Task objective → Make an exact copy of the entries, and keep any pictures out of it.
·····
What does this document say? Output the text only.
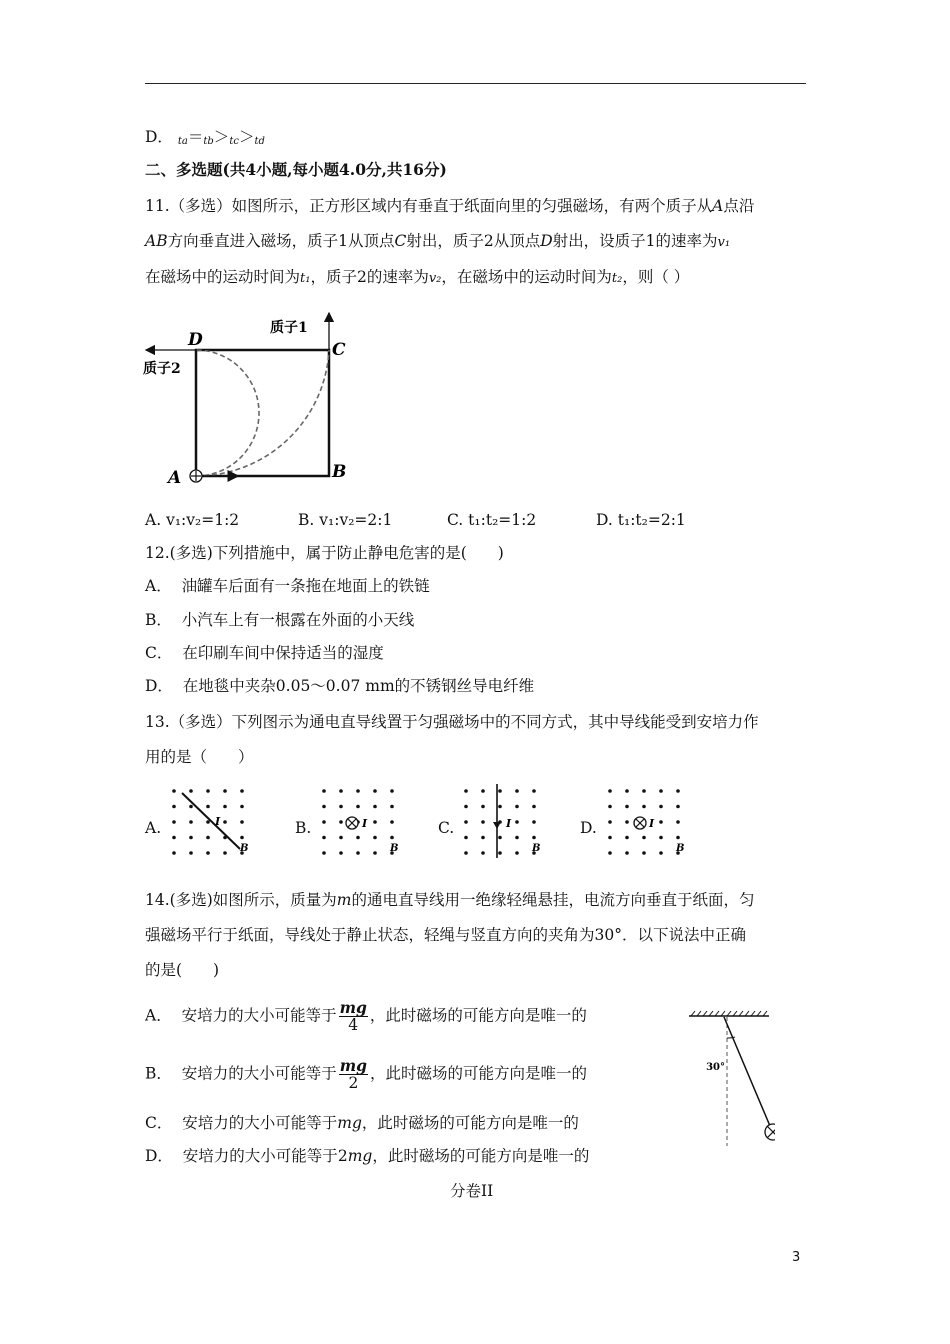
D． $_{ta}=_{tb}>_{tc}>_{td}$
二、多选题(共4小题,每小题4.0分,共16分)
11.（多选）如图所示，正方形区域内有垂直于纸面向里的匀强磁场，有两个质子从A点沿
AB方向垂直进入磁场，质子1从顶点C射出，质子2从顶点D射出，设质子1的速率为v₁
在磁场中的运动时间为t₁，质子2的速率为v₂，在磁场中的运动时间为t₂，则（ ）
D	C
A	B
质子1
质子2
A. v₁:v₂=1:2	B. v₁:v₂=2:1	C. t₁:t₂=1:2	D. t₁:t₂=2:1
12.(多选)下列措施中，属于防止静电危害的是(　　)
A． 油罐车后面有一条拖在地面上的铁链
B． 小汽车上有一根露在外面的小天线
C． 在印刷车间中保持适当的湿度
D． 在地毯中夹杂0.05～0.07 mm的不锈钢丝导电纤维
13.（多选）下列图示为通电直导线置于匀强磁场中的不同方式，其中导线能受到安培力作
用的是（　　）
A.	B.	C.	D.
I
B
I
B
I
B
I
B
14.(多选)如图所示，质量为m的通电直导线用一绝缘轻绳悬挂，电流方向垂直于纸面，匀
强磁场平行于纸面，导线处于静止状态，轻绳与竖直方向的夹角为30°．以下说法中正确
的是(　　)
A． 安培力的大小可能等于 $\frac{mg}{4}$ ，此时磁场的可能方向是唯一的
B． 安培力的大小可能等于 $\frac{mg}{2}$ ，此时磁场的可能方向是唯一的
C． 安培力的大小可能等于mg，此时磁场的可能方向是唯一的
D． 安培力的大小可能等于2mg，此时磁场的可能方向是唯一的
30°
分卷II
3
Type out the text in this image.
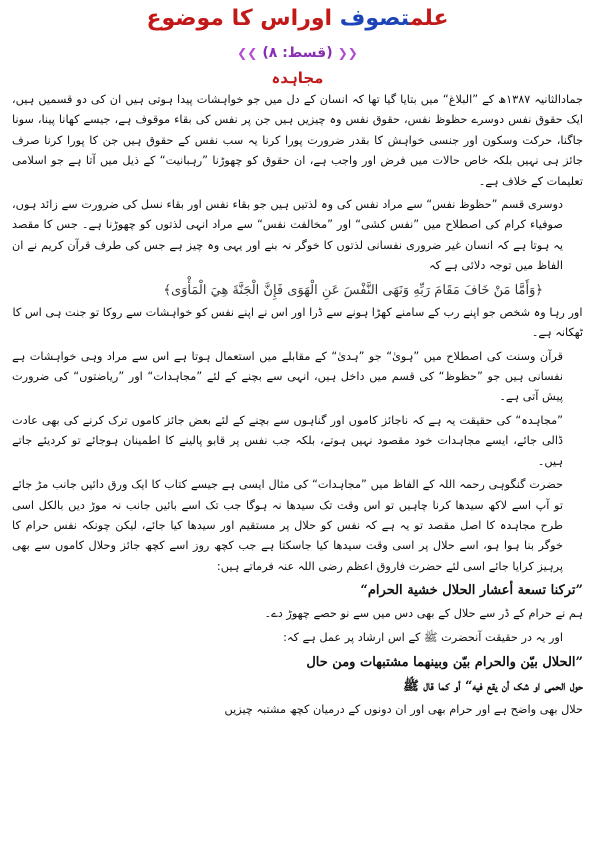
علمتصوف اوراس کا موضوع
❮❮ (قسط: ۸) ❯❯
مجاہدہ

جمادالثانیہ ۱۳۸۷ھ کے ”البلاغ“ میں بتایا گیا تھا کہ انسان کے دل میں جو خواہشات پیدا ہوتی ہیں ان کی دو قسمیں ہیں، ایک حقوق نفس دوسرے حظوظ نفس، حقوق نفس وہ چیزیں ہیں جن پر نفس کی بقاء موقوف ہے، جیسے کھانا پینا، سونا جاگنا، حرکت وسکون اور جنسی خواہش کا بقدر ضرورت پورا کرنا یہ سب نفس کے حقوق ہیں جن کا پورا کرنا صرف جائز ہی نہیں بلکہ خاص حالات میں فرض اور واجب ہے، ان حقوق کو چھوڑنا ”رہبانیت“ کے ذیل میں آتا ہے جو اسلامی تعلیمات کے خلاف ہے۔

دوسری قسم ”حظوظ نفس“ سے مراد نفس کی وہ لذتیں ہیں جو بقاء نفس اور بقاء نسل کی ضرورت سے زائد ہوں، صوفیاء کرام کی اصطلاح میں ”نفس کشی“ اور ”مخالفت نفس“ سے مراد انہی لذتوں کو چھوڑنا ہے۔ جس کا مقصد یہ ہوتا ہے کہ انسان غیر ضروری نفسانی لذتوں کا خوگر نہ بنے اور یہی وہ چیز ہے جس کی طرف قرآن کریم نے ان الفاظ میں توجہ دلائی ہے کہ

﴿وَأَمَّا مَنْ خَافَ مَقَامَ رَبِّهِ وَنَهَى النَّفْسَ عَنِ الْهَوَى فَإِنَّ الْجَنَّةَ هِيَ الْمَأْوَى﴾
اور رہا وہ شخص جو اپنے رب کے سامنے کھڑا ہونے سے ڈرا اور اس نے اپنے نفس کو خواہشات سے روکا تو جنت ہی اس کا ٹھکانہ ہے۔

قرآن وسنت کی اصطلاح میں ”ہویٰ“ جو ”ہدیٰ“ کے مقابلے میں استعمال ہوتا ہے اس سے مراد وہی خواہشات ہے نفسانی ہیں جو ”حظوظ“ کی قسم میں داخل ہیں، انہی سے بچنے کے لئے ”مجاہدات“ اور ”ریاضتوں“ کی ضرورت پیش آتی ہے۔

”مجاہدہ“ کی حقیقت یہ ہے کہ ناجائز کاموں اور گناہوں سے بچنے کے لئے بعض جائز کاموں ترک کرنے کی بھی عادت ڈالی جائے، ایسے مجاہدات خود مقصود نہیں ہوتے، بلکہ جب نفس پر قابو پالینے کا اطمینان ہوجائے تو کردیئے جاتے ہیں۔

حضرت گنگوہی رحمہ اللہ کے الفاظ میں ”مجاہدات“ کی مثال ایسی ہے جیسے کتاب کا ایک ورق دائیں جانب مڑ جائے تو آپ اسے لاکھ سیدھا کرنا چاہیں تو اس وقت تک سیدھا نہ ہوگا جب تک اسے بائیں جانب نہ موڑ دیں بالکل اسی طرح مجاہدہ کا اصل مقصد تو یہ ہے کہ نفس کو حلال پر مستقیم اور سیدھا کیا جائے، لیکن چونکہ نفس حرام کا خوگر بنا ہوا ہو، اسے حلال پر اسی وقت سیدھا کیا جاسکتا ہے جب کچھ روز اسے کچھ جائز وحلال کاموں سے بھی پرہیز کرایا جائے اسی لئے حضرت فاروق اعظم رضی اللہ عنہ فرماتے ہیں:

”ترکنا تسعة أعشار الحلال خشية الحرام“
ہم نے حرام کے ڈر سے حلال کے بھی دس میں سے نو حصے چھوڑ دے۔

اور یہ در حقیقت آنحضرت ﷺ کے اس ارشاد پر عمل ہے کہ:

”الحلال بیّن والحرام بیّن وبینهما مشتبهات ومن حال
حول الحمی او شک أن یقع فیه“ أو کما قال ﷺ
حلال بھی واضح ہے اور حرام بھی اور ان دونوں کے درمیان کچھ مشتبہ چیزیں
·····
Written reply →
What does this document say? Output the text only.
D． $_{ta}=_{tb}>_{tc}>_{td}$
二、多选题(共4小题,每小题4.0分,共16分)
11.（多选）如图所示，正方形区域内有垂直于纸面向里的匀强磁场，有两个质子从A点沿
AB方向垂直进入磁场，质子1从顶点C射出，质子2从顶点D射出，设质子1的速率为v₁
在磁场中的运动时间为t₁，质子2的速率为v₂，在磁场中的运动时间为t₂，则（ ）
D	C
A	B
质子1
质子2
A. v₁:v₂=1:2	B. v₁:v₂=2:1	C. t₁:t₂=1:2	D. t₁:t₂=2:1
12.(多选)下列措施中，属于防止静电危害的是(　　)
A． 油罐车后面有一条拖在地面上的铁链
B． 小汽车上有一根露在外面的小天线
C． 在印刷车间中保持适当的湿度
D． 在地毯中夹杂0.05～0.07 mm的不锈钢丝导电纤维
13.（多选）下列图示为通电直导线置于匀强磁场中的不同方式，其中导线能受到安培力作
用的是（　　）
A.	B.	C.	D.
I
B
I
B
I
B
I
B
14.(多选)如图所示，质量为m的通电直导线用一绝缘轻绳悬挂，电流方向垂直于纸面，匀
强磁场平行于纸面，导线处于静止状态，轻绳与竖直方向的夹角为30°．以下说法中正确
的是(　　)
A． 安培力的大小可能等于 $\frac{mg}{4}$ ，此时磁场的可能方向是唯一的
B． 安培力的大小可能等于 $\frac{mg}{2}$ ，此时磁场的可能方向是唯一的
C． 安培力的大小可能等于mg，此时磁场的可能方向是唯一的
D． 安培力的大小可能等于2mg，此时磁场的可能方向是唯一的
30°
分卷II
3
Type out the text in this image.
علمتصوف اوراس کا موضوع
❮❮ (قسط: ۸) ❯❯
مجاہدہ

جمادالثانیہ ۱۳۸۷ھ کے ”البلاغ“ میں بتایا گیا تھا کہ انسان کے دل میں جو خواہشات پیدا ہوتی ہیں ان کی دو قسمیں ہیں، ایک حقوق نفس دوسرے حظوظ نفس، حقوق نفس وہ چیزیں ہیں جن پر نفس کی بقاء موقوف ہے، جیسے کھانا پینا، سونا جاگنا، حرکت وسکون اور جنسی خواہش کا بقدر ضرورت پورا کرنا یہ سب نفس کے حقوق ہیں جن کا پورا کرنا صرف جائز ہی نہیں بلکہ خاص حالات میں فرض اور واجب ہے، ان حقوق کو چھوڑنا ”رہبانیت“ کے ذیل میں آتا ہے جو اسلامی تعلیمات کے خلاف ہے۔

دوسری قسم ”حظوظ نفس“ سے مراد نفس کی وہ لذتیں ہیں جو بقاء نفس اور بقاء نسل کی ضرورت سے زائد ہوں، صوفیاء کرام کی اصطلاح میں ”نفس کشی“ اور ”مخالفت نفس“ سے مراد انہی لذتوں کو چھوڑنا ہے۔ جس کا مقصد یہ ہوتا ہے کہ انسان غیر ضروری نفسانی لذتوں کا خوگر نہ بنے اور یہی وہ چیز ہے جس کی طرف قرآن کریم نے ان الفاظ میں توجہ دلائی ہے کہ

﴿وَأَمَّا مَنْ خَافَ مَقَامَ رَبِّهِ وَنَهَى النَّفْسَ عَنِ الْهَوَى فَإِنَّ الْجَنَّةَ هِيَ الْمَأْوَى﴾
اور رہا وہ شخص جو اپنے رب کے سامنے کھڑا ہونے سے ڈرا اور اس نے اپنے نفس کو خواہشات سے روکا تو جنت ہی اس کا ٹھکانہ ہے۔

قرآن وسنت کی اصطلاح میں ”ہویٰ“ جو ”ہدیٰ“ کے مقابلے میں استعمال ہوتا ہے اس سے مراد وہی خواہشات ہے نفسانی ہیں جو ”حظوظ“ کی قسم میں داخل ہیں، انہی سے بچنے کے لئے ”مجاہدات“ اور ”ریاضتوں“ کی ضرورت پیش آتی ہے۔

”مجاہدہ“ کی حقیقت یہ ہے کہ ناجائز کاموں اور گناہوں سے بچنے کے لئے بعض جائز کاموں ترک کرنے کی بھی عادت ڈالی جائے، ایسے مجاہدات خود مقصود نہیں ہوتے، بلکہ جب نفس پر قابو پالینے کا اطمینان ہوجائے تو کردیئے جاتے ہیں۔

حضرت گنگوہی رحمہ اللہ کے الفاظ میں ”مجاہدات“ کی مثال ایسی ہے جیسے کتاب کا ایک ورق دائیں جانب مڑ جائے تو آپ اسے لاکھ سیدھا کرنا چاہیں تو اس وقت تک سیدھا نہ ہوگا جب تک اسے بائیں جانب نہ موڑ دیں بالکل اسی طرح مجاہدہ کا اصل مقصد تو یہ ہے کہ نفس کو حلال پر مستقیم اور سیدھا کیا جائے، لیکن چونکہ نفس حرام کا خوگر بنا ہوا ہو، اسے حلال پر اسی وقت سیدھا کیا جاسکتا ہے جب کچھ روز اسے کچھ جائز وحلال کاموں سے بھی پرہیز کرایا جائے اسی لئے حضرت فاروق اعظم رضی اللہ عنہ فرماتے ہیں:

”ترکنا تسعة أعشار الحلال خشية الحرام“
ہم نے حرام کے ڈر سے حلال کے بھی دس میں سے نو حصے چھوڑ دے۔

اور یہ در حقیقت آنحضرت ﷺ کے اس ارشاد پر عمل ہے کہ:

”الحلال بیّن والحرام بیّن وبینهما مشتبهات ومن حال
حول الحمی او شک أن یقع فیه“ أو کما قال ﷺ
حلال بھی واضح ہے اور حرام بھی اور ان دونوں کے درمیان کچھ مشتبہ چیزیں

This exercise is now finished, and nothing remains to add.